Collected data entries
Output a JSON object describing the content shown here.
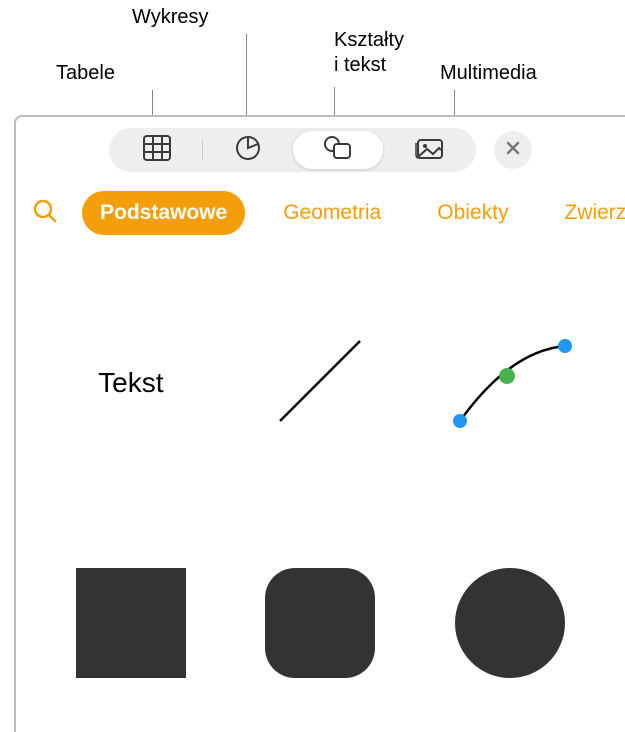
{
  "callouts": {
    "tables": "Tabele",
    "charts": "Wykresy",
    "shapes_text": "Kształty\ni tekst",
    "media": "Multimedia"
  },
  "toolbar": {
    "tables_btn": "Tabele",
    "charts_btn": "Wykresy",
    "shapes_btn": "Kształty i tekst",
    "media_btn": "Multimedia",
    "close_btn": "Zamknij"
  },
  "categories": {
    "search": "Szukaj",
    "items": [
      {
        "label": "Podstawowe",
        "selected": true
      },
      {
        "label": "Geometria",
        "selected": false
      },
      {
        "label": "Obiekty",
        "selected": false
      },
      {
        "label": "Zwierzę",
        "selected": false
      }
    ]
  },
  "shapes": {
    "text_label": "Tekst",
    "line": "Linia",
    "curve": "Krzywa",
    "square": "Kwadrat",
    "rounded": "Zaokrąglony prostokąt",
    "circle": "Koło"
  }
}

* TO BE DONE:
Reproduce every record word for word. The copy must contain no pictures.

* WRITTEN RESPONSE:
Output a JSON object describing the content shown here.
{
  "callouts": {
    "tables": "Tabele",
    "charts": "Wykresy",
    "shapes_text": "Kształty\ni tekst",
    "media": "Multimedia"
  },
  "toolbar": {
    "tables_btn": "Tabele",
    "charts_btn": "Wykresy",
    "shapes_btn": "Kształty i tekst",
    "media_btn": "Multimedia",
    "close_btn": "Zamknij"
  },
  "categories": {
    "search": "Szukaj",
    "items": [
      {
        "label": "Podstawowe",
        "selected": true
      },
      {
        "label": "Geometria",
        "selected": false
      },
      {
        "label": "Obiekty",
        "selected": false
      },
      {
        "label": "Zwierzę",
        "selected": false
      }
    ]
  },
  "shapes": {
    "text_label": "Tekst",
    "line": "Linia",
    "curve": "Krzywa",
    "square": "Kwadrat",
    "rounded": "Zaokrąglony prostokąt",
    "circle": "Koło"
  }
}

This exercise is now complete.